Do this:
Search the records for the word "mesentéricos" and pick out every line that has it.

↓

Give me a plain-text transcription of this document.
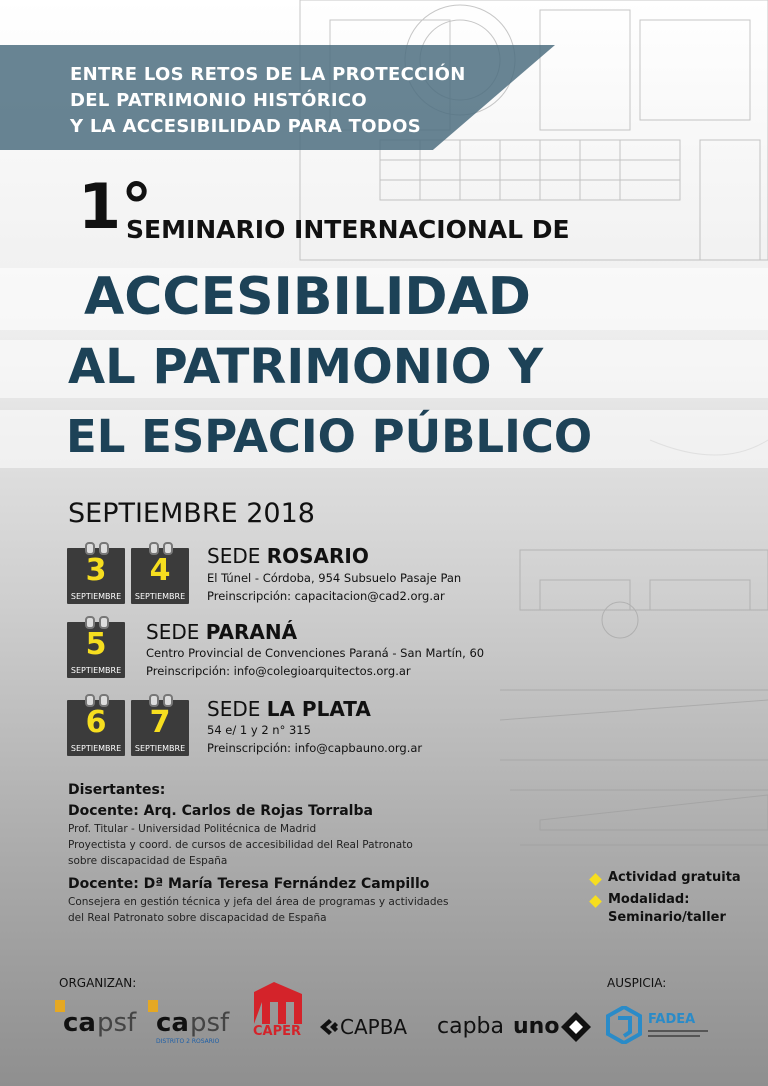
ENTRE LOS RETOS DE LA PROTECCIÓN
DEL PATRIMONIO HISTÓRICO
Y LA ACCESIBILIDAD PARA TODOS
1°
SEMINARIO INTERNACIONAL DE
ACCESIBILIDAD
AL PATRIMONIO Y
EL ESPACIO PÚBLICO
SEPTIEMBRE 2018
3
SEPTIEMBRE
4
SEPTIEMBRE
SEDE ROSARIO
El Túnel - Córdoba, 954 Subsuelo Pasaje Pan
Preinscripción: capacitacion@cad2.org.ar
5
SEPTIEMBRE
SEDE PARANÁ
Centro Provincial de Convenciones Paraná - San Martín, 60
Preinscripción: info@colegioarquitectos.org.ar
6
SEPTIEMBRE
7
SEPTIEMBRE
SEDE LA PLATA
54 e/ 1 y 2 n° 315
Preinscripción: info@capbauno.org.ar
Disertantes:
Docente: Arq. Carlos de Rojas Torralba
Prof. Titular - Universidad Politécnica de Madrid
Proyectista y coord. de cursos de accesibilidad del Real Patronato
sobre discapacidad de España
Docente: Dª María Teresa Fernández Campillo
Consejera en gestión técnica y jefa del área de programas y actividades
del Real Patronato sobre discapacidad de España
Actividad gratuita
Modalidad:
Seminario/taller
ORGANIZAN:	AUSPICIA:
ca psf ca psf
DISTRITO 2 ROSARIO
CAPER CAPBA capba uno	FADEA
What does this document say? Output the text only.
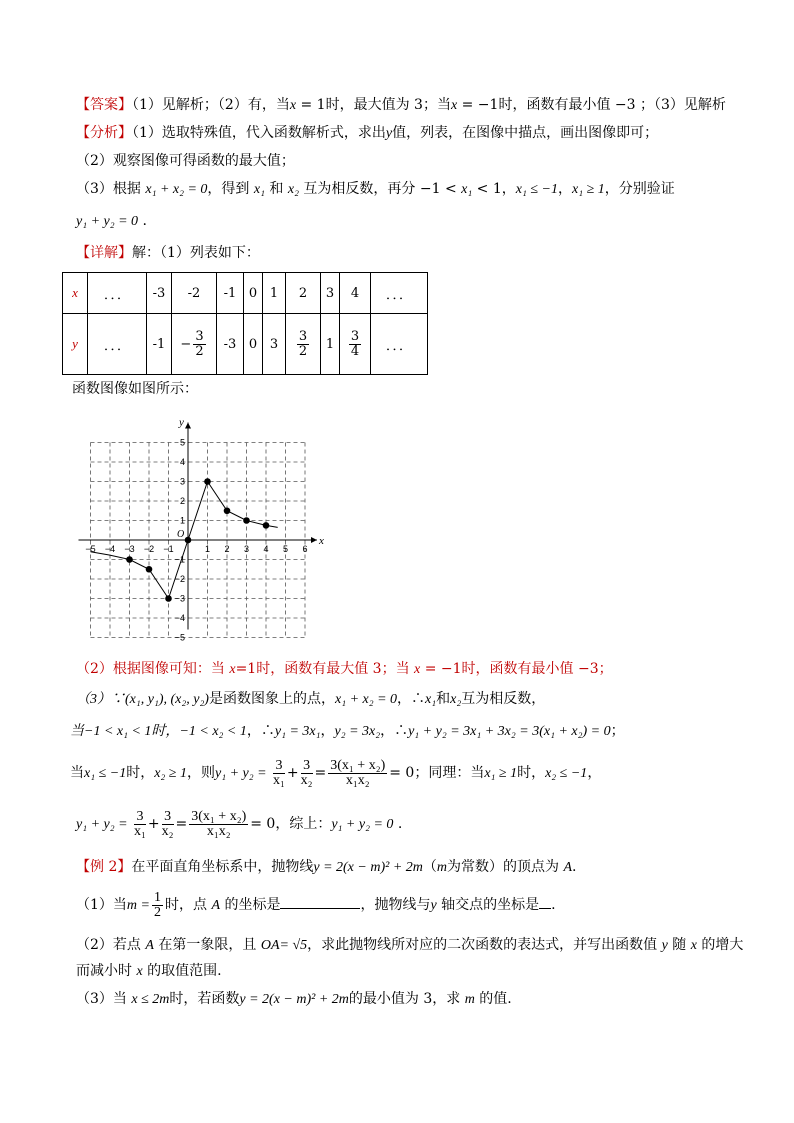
【答案】（1）见解析；（2）有，当x = 1时，最大值为 3；当x = −1时，函数有最小值 −3 ；（3）见解析
【分析】（1）选取特殊值，代入函数解析式，求出y值，列表，在图像中描点，画出图像即可；
（2）观察图像可得函数的最大值；
（3）根据 x₁ + x₂ = 0，得到 x₁ 和 x₂ 互为相反数，再分 −1 < x₁ < 1，x₁ ≤ −1，x₁ ≥ 1，分别验证
y₁ + y₂ = 0 .
【详解】解：（1）列表如下：
x	．．．	-3	-2	-1	0	1	2	3	4	．．．
y	．．．	-1	− $\frac{3}{2}$	-3	0	3	$\frac{3}{2}$	1	$\frac{3}{4}$	．．．
函数图像如图所示：
x
y
O
−5 −4 −3 −2 −1	1 2 3 4 5 6
5
4
3
2
1
−1
−2
−3
−4
−5
（2）根据图像可知：当 x=1时，函数有最大值 3；当 x = −1时，函数有最小值 −3；
（3）∵(x₁, y₁), (x₂, y₂)是函数图象上的点，x₁ + x₂ = 0，∴x₁和x₂互为相反数，
当−1 < x₁ < 1时，−1 < x₂ < 1，∴y₁ = 3x₁，y₂ = 3x₂，∴y₁ + y₂ = 3x₁ + 3x₂ = 3(x₁ + x₂) = 0；
当x₁ ≤ −1时，x₂ ≥ 1，则$y_1 + y_2 = \frac{3}{\text{x₁}} + \frac{3}{\text{x₂}} = \frac{\text{3(x₁ + x₂)}}{\text{x₁x₂}} = 0$；同理：当x₁ ≥ 1时，x₂ ≤ −1，
$y_1 + y_2 = \frac{3}{\text{x₁}} + \frac{3}{\text{x₂}} = \frac{\text{3(x₁ + x₂)}}{\text{x₁x₂}} = 0$，综上：y₁ + y₂ = 0 .
【例 2】在平面直角坐标系中，抛物线y = 2(x − m)² + 2m（m为常数）的顶点为 A.
（1）当$m = \frac{1}{2}$ 时，点 A 的坐标是	，抛物线与y 轴交点的坐标是 .
（2）若点 A 在第一象限，且 OA= √5，求此抛物线所对应的二次函数的表达式，并写出函数值 y 随 x 的增大
而减小时 x 的取值范围.
（3）当 x ≤ 2m时，若函数y = 2(x − m)² + 2m的最小值为 3，求 m 的值.
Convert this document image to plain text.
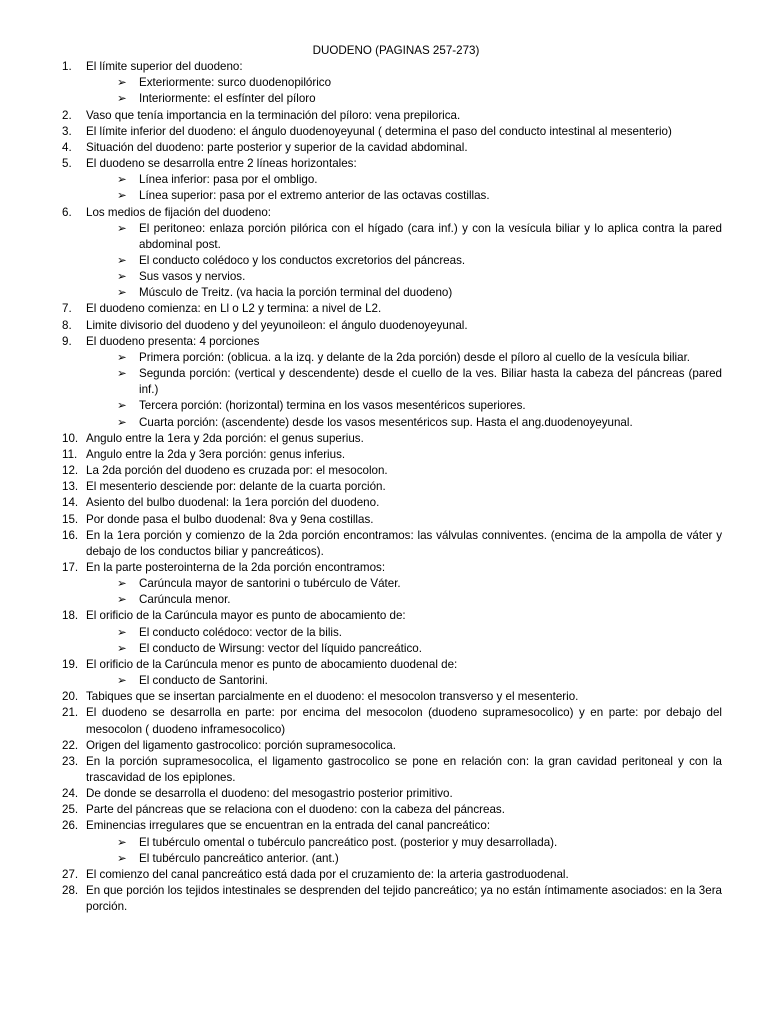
DUODENO (PAGINAS 257-273)
1. El límite superior del duodeno:
➢ Exteriormente: surco duodenopilórico
➢ Interiormente: el esfínter del píloro
2. Vaso que tenía importancia en la terminación del píloro: vena prepilorica.
3. El límite inferior del duodeno: el ángulo duodenoyeyunal ( determina el paso del conducto intestinal al mesenterio)
4. Situación del duodeno: parte posterior y superior de la cavidad abdominal.
5. El duodeno se desarrolla entre 2 líneas horizontales:
➢ Línea inferior: pasa por el ombligo.
➢ Línea superior: pasa por el extremo anterior de las octavas costillas.
6. Los medios de fijación del duodeno:
➢ El peritoneo: enlaza porción pilórica con el hígado (cara inf.) y con la vesícula biliar y lo aplica contra la pared abdominal post.
➢ El conducto colédoco y los conductos excretorios del páncreas.
➢ Sus vasos y nervios.
➢ Músculo de Treitz. (va hacia la porción terminal del duodeno)
7. El duodeno comienza: en Ll o L2 y termina: a nivel de L2.
8. Limite divisorio del duodeno y del yeyunoileon: el ángulo duodenoyeyunal.
9. El duodeno presenta: 4 porciones
➢ Primera porción: (oblicua. a la izq. y delante de la 2da porción) desde el píloro al cuello de la vesícula biliar.
➢ Segunda porción: (vertical y descendente) desde el cuello de la ves. Biliar hasta la cabeza del páncreas (pared inf.)
➢ Tercera porción: (horizontal) termina en los vasos mesentéricos superiores.
➢ Cuarta porción: (ascendente) desde los vasos mesentéricos sup. Hasta el ang.duodenoyeyunal.
10. Angulo entre la 1era y 2da porción: el genus superius.
11. Angulo entre la 2da y 3era porción: genus inferius.
12. La 2da porción del duodeno es cruzada por: el mesocolon.
13. El mesenterio desciende por: delante de la cuarta porción.
14. Asiento del bulbo duodenal: la 1era porción del duodeno.
15. Por donde pasa el bulbo duodenal: 8va y 9ena costillas.
16. En la 1era porción y comienzo de la 2da porción encontramos: las válvulas conniventes. (encima de la ampolla de váter y debajo de los conductos biliar y pancreáticos).
17. En la parte posterointerna de la 2da porción encontramos:
➢ Carúncula mayor de santorini o tubérculo de Váter.
➢ Carúncula menor.
18. El orificio de la Carúncula mayor es punto de abocamiento de:
➢ El conducto colédoco: vector de la bilis.
➢ El conducto de Wirsung: vector del líquido pancreático.
19. El orificio de la Carúncula menor es punto de abocamiento duodenal de:
➢ El conducto de Santorini.
20. Tabiques que se insertan parcialmente en el duodeno: el mesocolon transverso y el mesenterio.
21. El duodeno se desarrolla en parte: por encima del mesocolon (duodeno supramesocolico) y en parte: por debajo del mesocolon ( duodeno inframesocolico)
22. Origen del ligamento gastrocolico: porción supramesocolica.
23. En la porción supramesocolica, el ligamento gastrocolico se pone en relación con: la gran cavidad peritoneal y con la trascavidad de los epiplones.
24. De donde se desarrolla el duodeno: del mesogastrio posterior primitivo.
25. Parte del páncreas que se relaciona con el duodeno: con la cabeza del páncreas.
26. Eminencias irregulares que se encuentran en la entrada del canal pancreático:
➢ El tubérculo omental o tubérculo pancreático post. (posterior y muy desarrollada).
➢ El tubérculo pancreático anterior. (ant.)
27. El comienzo del canal pancreático está dada por el cruzamiento de: la arteria gastroduodenal.
28. En que porción los tejidos intestinales se desprenden del tejido pancreático; ya no están íntimamente asociados: en la 3era porción.
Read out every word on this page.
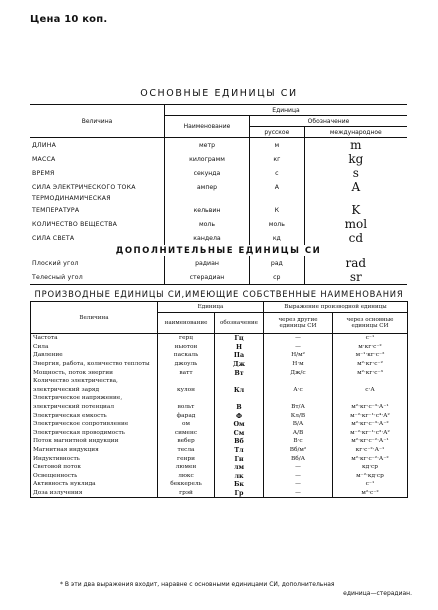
Цена 10 коп.
ОСНОВНЫЕ ЕДИНИЦЫ СИ
Величина	Единица		
	Наименование	Обозначение	
		русское	международное
ДЛИНА	метр	м	m
МАССА	килограмм	кг	kg
ВРЕМЯ	секунда	с	s
СИЛА ЭЛЕКТРИЧЕСКОГО ТОКА	ампер	А	A
ТЕРМОДИНАМИЧЕСКАЯ			
ТЕМПЕРАТУРА	кельвин	К	K
КОЛИЧЕСТВО ВЕЩЕСТВА	моль	моль	mol
СИЛА СВЕТА	кандела	кд	cd
ДОПОЛНИТЕЛЬНЫЕ ЕДИНИЦЫ СИ			
Плоский угол	радиан	рад	rad
Телесный угол	стерадиан	ср	sr
ПРОИЗВОДНЫЕ ЕДИНИЦЫ СИ,ИМЕЮЩИЕ СОБСТВЕННЫЕ НАИМЕНОВАНИЯ
Величина	Единица		Выражение производной единицы	
	наименование	обозначение	через другие единицы СИ	через основные единицы СИ
Частота	герц	Гц	—	с⁻¹
Сила	ньютон	Н	—	м·кг·с⁻²
Давление	паскаль	Па	Н/м²	м⁻¹·кг·с⁻²
Энергия, работа, количество теплоты	джоуль	Дж	Н·м	м²·кг·с⁻²
Мощность, поток энергии	ватт	Вт	Дж/с	м²·кг·с⁻³
Количество электричества,				
электрический заряд	кулон	Кл	А·с	с·А
Электрическое напряжение,				
электрический потенциал	вольт	В	Вт/А	м²·кг·с⁻³·А⁻¹
Электрическая емкость	фарад	Ф	Кл/В	м⁻²·кг⁻¹·с⁴·А²
Электрическое сопротивление	ом	Ом	В/А	м²·кг·с⁻³·А⁻²
Электрическая проводимость	сименс	См	А/В	м⁻²·кг⁻¹·с³·А²
Поток магнитной индукции	вебер	Вб	В·с	м²·кг·с⁻²·А⁻¹
Магнитная индукция	тесла	Тл	Вб/м²	кг·с⁻²·А⁻¹
Индуктивность	генри	Гн	Вб/А	м²·кг·с⁻²·А⁻²
Световой поток	люмен	лм	—	кд·ср
Освещенность	люкс	лк	—	м⁻²·кд·ср
Активность нуклида	беккерель	Бк	—	с⁻¹
Доза излучения	грэй	Гр	—	м²·с⁻²
* В эти два выражения входит, наравне с основными единицами СИ, дополнительная
единица—стерадиан.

↑

Result for this task:
➢ Tercera porción: (horizontal) termina en los vasos mesentéricos superiores.
➢ Cuarta porción: (ascendente) desde los vasos mesentéricos sup. Hasta el ang.duodenoyeyunal.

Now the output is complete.